## START EXERCISE DATA
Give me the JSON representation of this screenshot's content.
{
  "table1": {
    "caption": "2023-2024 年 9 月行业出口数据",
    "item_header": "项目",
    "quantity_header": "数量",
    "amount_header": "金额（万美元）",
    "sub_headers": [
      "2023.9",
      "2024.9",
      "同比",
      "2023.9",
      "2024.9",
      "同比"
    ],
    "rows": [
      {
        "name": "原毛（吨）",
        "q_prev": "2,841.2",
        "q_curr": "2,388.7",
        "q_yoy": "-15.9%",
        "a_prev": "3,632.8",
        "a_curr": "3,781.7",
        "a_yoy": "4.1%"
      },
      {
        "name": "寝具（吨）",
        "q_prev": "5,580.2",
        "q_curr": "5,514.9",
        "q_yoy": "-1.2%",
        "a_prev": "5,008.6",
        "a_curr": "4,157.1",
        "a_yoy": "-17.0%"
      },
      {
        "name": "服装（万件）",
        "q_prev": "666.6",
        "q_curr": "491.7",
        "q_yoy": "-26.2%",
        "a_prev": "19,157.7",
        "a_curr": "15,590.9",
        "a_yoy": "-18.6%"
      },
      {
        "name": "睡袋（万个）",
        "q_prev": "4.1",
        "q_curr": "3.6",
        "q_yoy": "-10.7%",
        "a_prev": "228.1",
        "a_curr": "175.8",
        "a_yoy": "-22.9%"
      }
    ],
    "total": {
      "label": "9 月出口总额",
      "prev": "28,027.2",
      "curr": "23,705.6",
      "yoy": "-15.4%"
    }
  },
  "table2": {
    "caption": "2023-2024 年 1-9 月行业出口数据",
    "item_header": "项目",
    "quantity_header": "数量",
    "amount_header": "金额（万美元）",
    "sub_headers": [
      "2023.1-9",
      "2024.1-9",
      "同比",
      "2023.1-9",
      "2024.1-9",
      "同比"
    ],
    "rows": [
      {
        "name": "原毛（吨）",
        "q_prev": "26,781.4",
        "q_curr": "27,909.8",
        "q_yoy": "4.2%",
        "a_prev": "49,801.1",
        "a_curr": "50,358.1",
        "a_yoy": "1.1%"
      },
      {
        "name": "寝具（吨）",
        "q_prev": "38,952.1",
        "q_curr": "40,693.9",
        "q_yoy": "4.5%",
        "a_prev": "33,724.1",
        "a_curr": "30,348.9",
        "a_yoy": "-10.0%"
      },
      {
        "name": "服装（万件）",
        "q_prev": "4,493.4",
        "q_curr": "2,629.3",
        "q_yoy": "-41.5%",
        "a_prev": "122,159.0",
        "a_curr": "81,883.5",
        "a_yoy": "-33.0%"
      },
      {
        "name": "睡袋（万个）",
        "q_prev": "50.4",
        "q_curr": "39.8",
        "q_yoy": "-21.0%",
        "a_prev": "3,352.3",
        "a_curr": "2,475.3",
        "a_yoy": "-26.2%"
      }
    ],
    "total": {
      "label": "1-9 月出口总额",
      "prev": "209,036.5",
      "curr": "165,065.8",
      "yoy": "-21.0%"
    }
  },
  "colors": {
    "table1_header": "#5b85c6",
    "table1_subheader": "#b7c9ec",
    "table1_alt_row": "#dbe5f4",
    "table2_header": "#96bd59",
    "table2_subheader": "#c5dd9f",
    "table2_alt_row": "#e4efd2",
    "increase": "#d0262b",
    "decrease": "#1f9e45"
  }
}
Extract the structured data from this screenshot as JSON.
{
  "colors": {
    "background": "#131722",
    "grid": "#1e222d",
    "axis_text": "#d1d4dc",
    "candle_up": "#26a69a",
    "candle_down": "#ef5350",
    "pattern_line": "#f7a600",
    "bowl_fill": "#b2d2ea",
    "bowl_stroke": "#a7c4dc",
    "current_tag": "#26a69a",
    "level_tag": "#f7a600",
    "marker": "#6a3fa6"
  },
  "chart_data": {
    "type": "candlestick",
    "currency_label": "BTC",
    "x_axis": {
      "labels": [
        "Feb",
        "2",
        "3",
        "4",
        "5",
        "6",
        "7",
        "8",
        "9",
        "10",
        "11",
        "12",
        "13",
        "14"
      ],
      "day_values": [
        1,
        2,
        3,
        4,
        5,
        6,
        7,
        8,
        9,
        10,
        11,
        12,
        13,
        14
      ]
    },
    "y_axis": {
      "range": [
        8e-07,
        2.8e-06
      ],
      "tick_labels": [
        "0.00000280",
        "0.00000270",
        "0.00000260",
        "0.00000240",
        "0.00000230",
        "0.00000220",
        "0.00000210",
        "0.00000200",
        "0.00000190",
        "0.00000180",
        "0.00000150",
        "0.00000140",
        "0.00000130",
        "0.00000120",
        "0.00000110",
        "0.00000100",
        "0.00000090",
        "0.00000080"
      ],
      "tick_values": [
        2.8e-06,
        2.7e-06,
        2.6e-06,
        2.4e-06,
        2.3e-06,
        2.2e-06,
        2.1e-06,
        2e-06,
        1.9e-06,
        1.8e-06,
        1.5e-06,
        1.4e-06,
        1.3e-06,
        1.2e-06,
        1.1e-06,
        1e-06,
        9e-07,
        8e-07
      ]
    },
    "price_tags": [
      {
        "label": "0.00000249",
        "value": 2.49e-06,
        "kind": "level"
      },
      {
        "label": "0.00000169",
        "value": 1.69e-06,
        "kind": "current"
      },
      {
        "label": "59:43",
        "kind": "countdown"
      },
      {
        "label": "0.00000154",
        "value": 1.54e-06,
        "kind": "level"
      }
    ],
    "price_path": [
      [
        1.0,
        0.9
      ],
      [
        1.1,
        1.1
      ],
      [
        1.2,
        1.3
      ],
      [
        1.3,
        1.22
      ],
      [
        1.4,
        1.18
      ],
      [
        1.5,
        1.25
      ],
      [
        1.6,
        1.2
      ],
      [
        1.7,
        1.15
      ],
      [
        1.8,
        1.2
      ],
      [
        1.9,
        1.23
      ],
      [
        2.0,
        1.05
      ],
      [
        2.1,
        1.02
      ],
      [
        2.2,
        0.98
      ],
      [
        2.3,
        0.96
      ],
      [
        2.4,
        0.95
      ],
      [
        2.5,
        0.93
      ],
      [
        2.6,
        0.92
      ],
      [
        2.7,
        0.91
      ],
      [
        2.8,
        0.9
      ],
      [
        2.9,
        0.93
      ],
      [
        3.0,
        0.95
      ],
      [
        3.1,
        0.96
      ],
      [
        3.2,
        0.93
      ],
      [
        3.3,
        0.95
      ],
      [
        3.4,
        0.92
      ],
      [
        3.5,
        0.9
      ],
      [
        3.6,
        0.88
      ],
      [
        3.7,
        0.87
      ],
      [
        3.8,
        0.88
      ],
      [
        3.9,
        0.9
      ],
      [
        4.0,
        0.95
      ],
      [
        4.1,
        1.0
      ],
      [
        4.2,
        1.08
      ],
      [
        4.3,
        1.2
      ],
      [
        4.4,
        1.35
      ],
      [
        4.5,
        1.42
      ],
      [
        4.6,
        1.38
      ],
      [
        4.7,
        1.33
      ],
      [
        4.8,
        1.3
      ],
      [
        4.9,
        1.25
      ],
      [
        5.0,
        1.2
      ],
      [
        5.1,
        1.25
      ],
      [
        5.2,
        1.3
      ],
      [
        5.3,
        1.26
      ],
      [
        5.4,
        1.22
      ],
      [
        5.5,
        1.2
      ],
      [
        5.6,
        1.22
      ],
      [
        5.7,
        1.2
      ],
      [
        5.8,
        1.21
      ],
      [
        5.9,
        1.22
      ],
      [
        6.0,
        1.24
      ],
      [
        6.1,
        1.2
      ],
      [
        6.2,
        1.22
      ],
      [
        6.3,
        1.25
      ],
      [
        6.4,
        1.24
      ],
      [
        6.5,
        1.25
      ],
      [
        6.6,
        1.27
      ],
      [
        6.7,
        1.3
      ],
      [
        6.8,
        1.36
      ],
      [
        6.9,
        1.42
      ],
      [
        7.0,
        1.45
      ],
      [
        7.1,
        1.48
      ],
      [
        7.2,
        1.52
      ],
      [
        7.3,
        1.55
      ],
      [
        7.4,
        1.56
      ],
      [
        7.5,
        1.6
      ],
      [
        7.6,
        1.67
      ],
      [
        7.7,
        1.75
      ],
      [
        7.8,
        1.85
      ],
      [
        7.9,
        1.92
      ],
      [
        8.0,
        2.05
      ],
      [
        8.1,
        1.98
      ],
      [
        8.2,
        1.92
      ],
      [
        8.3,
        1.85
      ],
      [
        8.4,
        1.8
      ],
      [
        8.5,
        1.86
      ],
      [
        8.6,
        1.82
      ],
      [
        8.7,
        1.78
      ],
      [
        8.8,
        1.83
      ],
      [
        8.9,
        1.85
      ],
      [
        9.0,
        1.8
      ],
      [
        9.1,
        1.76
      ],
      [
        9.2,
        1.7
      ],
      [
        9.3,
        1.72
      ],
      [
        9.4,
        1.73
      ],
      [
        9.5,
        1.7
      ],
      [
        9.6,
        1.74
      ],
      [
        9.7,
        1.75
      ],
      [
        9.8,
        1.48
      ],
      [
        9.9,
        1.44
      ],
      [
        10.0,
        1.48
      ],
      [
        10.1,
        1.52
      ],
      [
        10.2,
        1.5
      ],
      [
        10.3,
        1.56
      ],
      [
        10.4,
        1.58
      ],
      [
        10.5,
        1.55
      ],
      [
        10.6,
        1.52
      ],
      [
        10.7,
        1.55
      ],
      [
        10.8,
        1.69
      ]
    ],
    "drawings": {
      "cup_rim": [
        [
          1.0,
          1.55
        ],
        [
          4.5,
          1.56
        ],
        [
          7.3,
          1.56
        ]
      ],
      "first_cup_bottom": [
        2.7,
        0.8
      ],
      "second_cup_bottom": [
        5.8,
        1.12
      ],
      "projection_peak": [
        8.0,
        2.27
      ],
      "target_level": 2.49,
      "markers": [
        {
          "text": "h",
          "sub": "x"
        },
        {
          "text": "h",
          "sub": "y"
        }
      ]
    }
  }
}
## END EXERCISE DATA
• _OBJECTIVE_:
List all lines from the entries that include the word "caption".

• _TASK ANSWER_:
    "caption": "2023-2024 年 9 月行业出口数据",
    "caption": "2023-2024 年 1-9 月行业出口数据",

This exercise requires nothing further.